● **Work to complete**
1. In the passage on river color, what is the name of the craft paint that Painter 2 says Americana makes?
2. Output the part of the passage on river color between "Its muddiness is" and "amazement... (Old Man).", inclusive.
3. Continue the passage on river color from the point where it ends.

River color has been debated by artists and writers since time immemorial.  It was probably the source of discussions by the first people who populated its shores, and probably woven into campfire songs and creation stories.  A quick review of literature and paintings sheds illumination on this mysterious subject.

Its muddiness is of course most often associated with the most basic earth tone --brown.  But which brown?  TS Elliott found it to be a "strange brown god" in his Dry Salvages, and did not offer any further elaboration.  William Faulkner saw darker brown tones in the river "rippling placidly towards the sea, brown and rich as chocolate between the levees who inner faces were wrinkled as though in frozen and aghast amazement... (Old Man).

As long as man has been painting he has been studying rivers and their various expressions.  Visual artists look for nuances in the landscape and try to recreate it on their canvas.  Here is a recent online conversation between painters about the color of the Mississippi River:

Painter 1: "I understand the river will change color as it moves down the USA, picking up various sediments, loosing the sediment as the river loses power and then getting muddier again as it gains power. Probably not an easy question to answer, but Warm Grey is a great start....  Our local river, the Fraser is a muddy river, but I seem to remember that it has a different muddy color than the Mississippi..."

Painter 2: "Americana has a craft paint called Mississippi Mud.  It looks like dog  that has been out in the sun too long..."

Painter 3:  "It also gets a nice rainbow effect whenever an oil slick forms..."

● **Region annotation records**
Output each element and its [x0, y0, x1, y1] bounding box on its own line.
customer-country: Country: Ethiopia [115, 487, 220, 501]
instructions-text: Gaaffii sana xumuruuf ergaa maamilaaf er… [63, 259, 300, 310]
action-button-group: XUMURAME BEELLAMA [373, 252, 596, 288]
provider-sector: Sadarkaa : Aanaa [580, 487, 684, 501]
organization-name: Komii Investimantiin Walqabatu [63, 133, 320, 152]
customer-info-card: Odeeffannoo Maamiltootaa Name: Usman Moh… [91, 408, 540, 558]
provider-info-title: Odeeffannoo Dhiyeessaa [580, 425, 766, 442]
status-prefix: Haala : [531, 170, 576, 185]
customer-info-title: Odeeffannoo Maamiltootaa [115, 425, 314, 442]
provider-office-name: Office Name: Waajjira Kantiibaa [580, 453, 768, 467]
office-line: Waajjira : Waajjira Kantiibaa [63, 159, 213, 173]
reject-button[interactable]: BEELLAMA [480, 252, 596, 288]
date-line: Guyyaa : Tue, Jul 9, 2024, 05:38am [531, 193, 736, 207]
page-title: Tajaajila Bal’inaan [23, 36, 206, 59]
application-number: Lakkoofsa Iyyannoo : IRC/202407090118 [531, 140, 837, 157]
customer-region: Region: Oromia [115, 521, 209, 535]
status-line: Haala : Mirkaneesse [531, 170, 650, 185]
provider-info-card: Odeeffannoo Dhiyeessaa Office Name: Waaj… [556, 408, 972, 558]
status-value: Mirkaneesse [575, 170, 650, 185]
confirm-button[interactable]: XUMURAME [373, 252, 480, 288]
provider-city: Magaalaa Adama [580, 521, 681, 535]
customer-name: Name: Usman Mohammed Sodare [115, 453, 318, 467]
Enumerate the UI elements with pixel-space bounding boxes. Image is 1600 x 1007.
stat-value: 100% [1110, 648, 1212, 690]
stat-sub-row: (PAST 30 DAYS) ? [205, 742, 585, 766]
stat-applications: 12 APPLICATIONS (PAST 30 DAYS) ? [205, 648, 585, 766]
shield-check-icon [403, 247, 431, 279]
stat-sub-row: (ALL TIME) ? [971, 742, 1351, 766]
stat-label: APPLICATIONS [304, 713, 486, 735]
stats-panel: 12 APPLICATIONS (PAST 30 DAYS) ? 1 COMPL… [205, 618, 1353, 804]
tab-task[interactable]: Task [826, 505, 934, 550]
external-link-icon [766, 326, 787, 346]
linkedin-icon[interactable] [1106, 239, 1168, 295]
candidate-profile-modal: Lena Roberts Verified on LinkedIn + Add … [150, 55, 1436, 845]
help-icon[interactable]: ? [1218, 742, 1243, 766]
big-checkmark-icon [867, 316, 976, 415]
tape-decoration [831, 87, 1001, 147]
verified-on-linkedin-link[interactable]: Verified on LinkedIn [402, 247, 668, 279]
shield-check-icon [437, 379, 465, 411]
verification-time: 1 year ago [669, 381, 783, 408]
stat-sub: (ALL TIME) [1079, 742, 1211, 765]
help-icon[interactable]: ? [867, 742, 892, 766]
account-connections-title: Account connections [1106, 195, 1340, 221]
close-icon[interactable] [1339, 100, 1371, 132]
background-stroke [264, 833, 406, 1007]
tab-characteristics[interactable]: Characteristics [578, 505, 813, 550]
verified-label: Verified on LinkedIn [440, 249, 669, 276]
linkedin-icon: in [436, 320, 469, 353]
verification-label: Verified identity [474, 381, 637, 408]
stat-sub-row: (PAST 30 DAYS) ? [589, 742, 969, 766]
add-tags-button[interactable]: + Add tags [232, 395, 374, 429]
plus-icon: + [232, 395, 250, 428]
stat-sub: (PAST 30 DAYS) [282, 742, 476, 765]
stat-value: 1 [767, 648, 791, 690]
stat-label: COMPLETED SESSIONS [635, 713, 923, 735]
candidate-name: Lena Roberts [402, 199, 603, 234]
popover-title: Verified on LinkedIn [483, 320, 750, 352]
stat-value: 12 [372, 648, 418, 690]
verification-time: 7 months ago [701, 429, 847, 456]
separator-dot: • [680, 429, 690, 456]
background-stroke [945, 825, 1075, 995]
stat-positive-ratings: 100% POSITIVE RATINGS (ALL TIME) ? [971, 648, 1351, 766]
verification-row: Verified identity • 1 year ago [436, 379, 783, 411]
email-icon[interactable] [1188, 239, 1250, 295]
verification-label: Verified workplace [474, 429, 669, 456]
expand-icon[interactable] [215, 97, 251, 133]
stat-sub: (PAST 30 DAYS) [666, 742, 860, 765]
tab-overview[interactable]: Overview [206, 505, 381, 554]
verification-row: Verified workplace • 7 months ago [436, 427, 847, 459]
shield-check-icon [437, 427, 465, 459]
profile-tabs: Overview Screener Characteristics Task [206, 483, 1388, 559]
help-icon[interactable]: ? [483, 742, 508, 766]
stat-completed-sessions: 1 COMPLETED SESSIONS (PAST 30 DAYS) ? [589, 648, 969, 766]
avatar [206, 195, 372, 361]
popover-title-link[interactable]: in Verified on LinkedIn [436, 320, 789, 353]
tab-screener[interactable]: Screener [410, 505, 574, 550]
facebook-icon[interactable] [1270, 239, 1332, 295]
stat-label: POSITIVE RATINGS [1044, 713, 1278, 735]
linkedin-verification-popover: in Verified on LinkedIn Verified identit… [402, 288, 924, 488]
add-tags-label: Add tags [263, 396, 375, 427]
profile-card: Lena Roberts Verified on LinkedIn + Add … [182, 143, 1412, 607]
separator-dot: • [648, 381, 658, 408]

● **Results by task**
1. Mississippi Mud

2.
Its muddiness is of course most often associated with the most basic earth tone --brown.  But which brown?  TS Elliott found it to be a "strange brown god" in his Dry Salvages, and did not offer any further elaboration.  William Faulkner saw darker brown tones in the river "rippling placidly towards the sea, brown and rich as chocolate between the levees who inner faces were wrinkled as though in frozen and aghast amazement... (Old Man).

3.
Painter 4:  "...needless to say it depends on weather, cloud cover, etc. I'd go for a 'mud' colored light to mid-brown and do washes of a greenish light grey followed by a fairly dark blue wash (the river at New Orleans is very deep)...  Dog Poo brown is a good description. I remember long ago and far away, when I was a young'un, working out of Venice, LA, that was how the Captain of the first boat I worked on described it. Except he said something other than poo."

As physicists and painters both know, the color of the face of the river changes with the scenery, because the river surface is like a mirror, and will oftentimes reflect whatever is above or around it, taught in physics as the angle of reflection equals the angle of refraction.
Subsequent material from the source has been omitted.